▸ Data in this exercise

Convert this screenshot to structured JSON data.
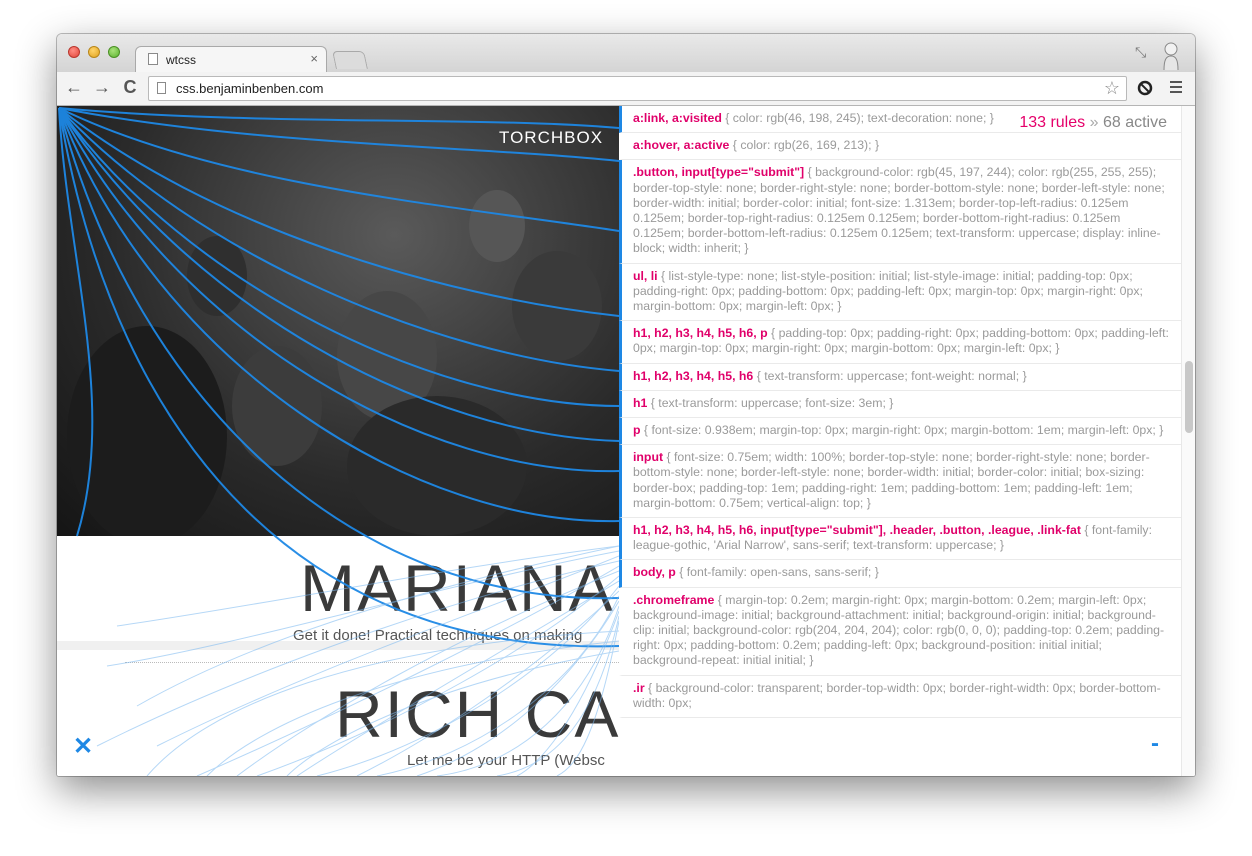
{
  "browser": {
    "tab_title": "wtcss",
    "tab_close": "×",
    "url": "css.benjaminbenben.com",
    "back": "←",
    "forward": "→",
    "reload": "C",
    "star": "☆",
    "restore": "⤡"
  },
  "page": {
    "logo_text": "TORCHBOX",
    "talks": [
      {
        "name": "MARIANA",
        "tagline": "Get it done! Practical techniques on making"
      },
      {
        "name": "RICH CAU",
        "tagline": "Let me be your HTTP (Websc"
      }
    ],
    "close_label": "✕"
  },
  "panel": {
    "total": "133 rules",
    "separator": "»",
    "active": "68 active",
    "rules": [
      {
        "selector": "a:link, a:visited",
        "body": " { color: rgb(46, 198, 245); text-decoration: none; }",
        "active": true
      },
      {
        "selector": "a:hover, a:active",
        "body": " { color: rgb(26, 169, 213); }",
        "active": false
      },
      {
        "selector": ".button, input[type=\"submit\"]",
        "body": " { background-color: rgb(45, 197, 244); color: rgb(255, 255, 255); border-top-style: none; border-right-style: none; border-bottom-style: none; border-left-style: none; border-width: initial; border-color: initial; font-size: 1.313em; border-top-left-radius: 0.125em 0.125em; border-top-right-radius: 0.125em 0.125em; border-bottom-right-radius: 0.125em 0.125em; border-bottom-left-radius: 0.125em 0.125em; text-transform: uppercase; display: inline-block; width: inherit; }",
        "active": true
      },
      {
        "selector": "ul, li",
        "body": " { list-style-type: none; list-style-position: initial; list-style-image: initial; padding-top: 0px; padding-right: 0px; padding-bottom: 0px; padding-left: 0px; margin-top: 0px; margin-right: 0px; margin-bottom: 0px; margin-left: 0px; }",
        "active": true
      },
      {
        "selector": "h1, h2, h3, h4, h5, h6, p",
        "body": " { padding-top: 0px; padding-right: 0px; padding-bottom: 0px; padding-left: 0px; margin-top: 0px; margin-right: 0px; margin-bottom: 0px; margin-left: 0px; }",
        "active": true
      },
      {
        "selector": "h1, h2, h3, h4, h5, h6",
        "body": " { text-transform: uppercase; font-weight: normal; }",
        "active": true
      },
      {
        "selector": "h1",
        "body": " { text-transform: uppercase; font-size: 3em; }",
        "active": true
      },
      {
        "selector": "p",
        "body": " { font-size: 0.938em; margin-top: 0px; margin-right: 0px; margin-bottom: 1em; margin-left: 0px; }",
        "active": true
      },
      {
        "selector": "input",
        "body": " { font-size: 0.75em; width: 100%; border-top-style: none; border-right-style: none; border-bottom-style: none; border-left-style: none; border-width: initial; border-color: initial; box-sizing: border-box; padding-top: 1em; padding-right: 1em; padding-bottom: 1em; padding-left: 1em; margin-bottom: 0.75em; vertical-align: top; }",
        "active": true
      },
      {
        "selector": "h1, h2, h3, h4, h5, h6, input[type=\"submit\"], .header, .button, .league, .link-fat",
        "body": " { font-family: league-gothic, 'Arial Narrow', sans-serif; text-transform: uppercase; }",
        "active": true
      },
      {
        "selector": "body, p",
        "body": " { font-family: open-sans, sans-serif; }",
        "active": true
      },
      {
        "selector": ".chromeframe",
        "body": " { margin-top: 0.2em; margin-right: 0px; margin-bottom: 0.2em; margin-left: 0px; background-image: initial; background-attachment: initial; background-origin: initial; background-clip: initial; background-color: rgb(204, 204, 204); color: rgb(0, 0, 0); padding-top: 0.2em; padding-right: 0px; padding-bottom: 0.2em; padding-left: 0px; background-position: initial initial; background-repeat: initial initial; }",
        "active": false
      },
      {
        "selector": ".ir",
        "body": " { background-color: transparent; border-top-width: 0px; border-right-width: 0px; border-bottom-width: 0px;",
        "active": false
      }
    ],
    "minus_label": "-"
  },
  "colors": {
    "accent": "#1e88e5",
    "selector": "#e0006a",
    "curve": "#1e88e5"
  }
}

▸ Exercise
Output the data above without changes, apart from leaving out the pictures.

▸ Finished answer
Convert this screenshot to structured JSON data.
{
  "browser": {
    "tab_title": "wtcss",
    "tab_close": "×",
    "url": "css.benjaminbenben.com",
    "back": "←",
    "forward": "→",
    "reload": "C",
    "star": "☆",
    "restore": "⤡"
  },
  "page": {
    "logo_text": "TORCHBOX",
    "talks": [
      {
        "name": "MARIANA",
        "tagline": "Get it done! Practical techniques on making"
      },
      {
        "name": "RICH CAU",
        "tagline": "Let me be your HTTP (Websc"
      }
    ],
    "close_label": "✕"
  },
  "panel": {
    "total": "133 rules",
    "separator": "»",
    "active": "68 active",
    "rules": [
      {
        "selector": "a:link, a:visited",
        "body": " { color: rgb(46, 198, 245); text-decoration: none; }",
        "active": true
      },
      {
        "selector": "a:hover, a:active",
        "body": " { color: rgb(26, 169, 213); }",
        "active": false
      },
      {
        "selector": ".button, input[type=\"submit\"]",
        "body": " { background-color: rgb(45, 197, 244); color: rgb(255, 255, 255); border-top-style: none; border-right-style: none; border-bottom-style: none; border-left-style: none; border-width: initial; border-color: initial; font-size: 1.313em; border-top-left-radius: 0.125em 0.125em; border-top-right-radius: 0.125em 0.125em; border-bottom-right-radius: 0.125em 0.125em; border-bottom-left-radius: 0.125em 0.125em; text-transform: uppercase; display: inline-block; width: inherit; }",
        "active": true
      },
      {
        "selector": "ul, li",
        "body": " { list-style-type: none; list-style-position: initial; list-style-image: initial; padding-top: 0px; padding-right: 0px; padding-bottom: 0px; padding-left: 0px; margin-top: 0px; margin-right: 0px; margin-bottom: 0px; margin-left: 0px; }",
        "active": true
      },
      {
        "selector": "h1, h2, h3, h4, h5, h6, p",
        "body": " { padding-top: 0px; padding-right: 0px; padding-bottom: 0px; padding-left: 0px; margin-top: 0px; margin-right: 0px; margin-bottom: 0px; margin-left: 0px; }",
        "active": true
      },
      {
        "selector": "h1, h2, h3, h4, h5, h6",
        "body": " { text-transform: uppercase; font-weight: normal; }",
        "active": true
      },
      {
        "selector": "h1",
        "body": " { text-transform: uppercase; font-size: 3em; }",
        "active": true
      },
      {
        "selector": "p",
        "body": " { font-size: 0.938em; margin-top: 0px; margin-right: 0px; margin-bottom: 1em; margin-left: 0px; }",
        "active": true
      },
      {
        "selector": "input",
        "body": " { font-size: 0.75em; width: 100%; border-top-style: none; border-right-style: none; border-bottom-style: none; border-left-style: none; border-width: initial; border-color: initial; box-sizing: border-box; padding-top: 1em; padding-right: 1em; padding-bottom: 1em; padding-left: 1em; margin-bottom: 0.75em; vertical-align: top; }",
        "active": true
      },
      {
        "selector": "h1, h2, h3, h4, h5, h6, input[type=\"submit\"], .header, .button, .league, .link-fat",
        "body": " { font-family: league-gothic, 'Arial Narrow', sans-serif; text-transform: uppercase; }",
        "active": true
      },
      {
        "selector": "body, p",
        "body": " { font-family: open-sans, sans-serif; }",
        "active": true
      },
      {
        "selector": ".chromeframe",
        "body": " { margin-top: 0.2em; margin-right: 0px; margin-bottom: 0.2em; margin-left: 0px; background-image: initial; background-attachment: initial; background-origin: initial; background-clip: initial; background-color: rgb(204, 204, 204); color: rgb(0, 0, 0); padding-top: 0.2em; padding-right: 0px; padding-bottom: 0.2em; padding-left: 0px; background-position: initial initial; background-repeat: initial initial; }",
        "active": false
      },
      {
        "selector": ".ir",
        "body": " { background-color: transparent; border-top-width: 0px; border-right-width: 0px; border-bottom-width: 0px;",
        "active": false
      }
    ],
    "minus_label": "-"
  },
  "colors": {
    "accent": "#1e88e5",
    "selector": "#e0006a",
    "curve": "#1e88e5"
  }
}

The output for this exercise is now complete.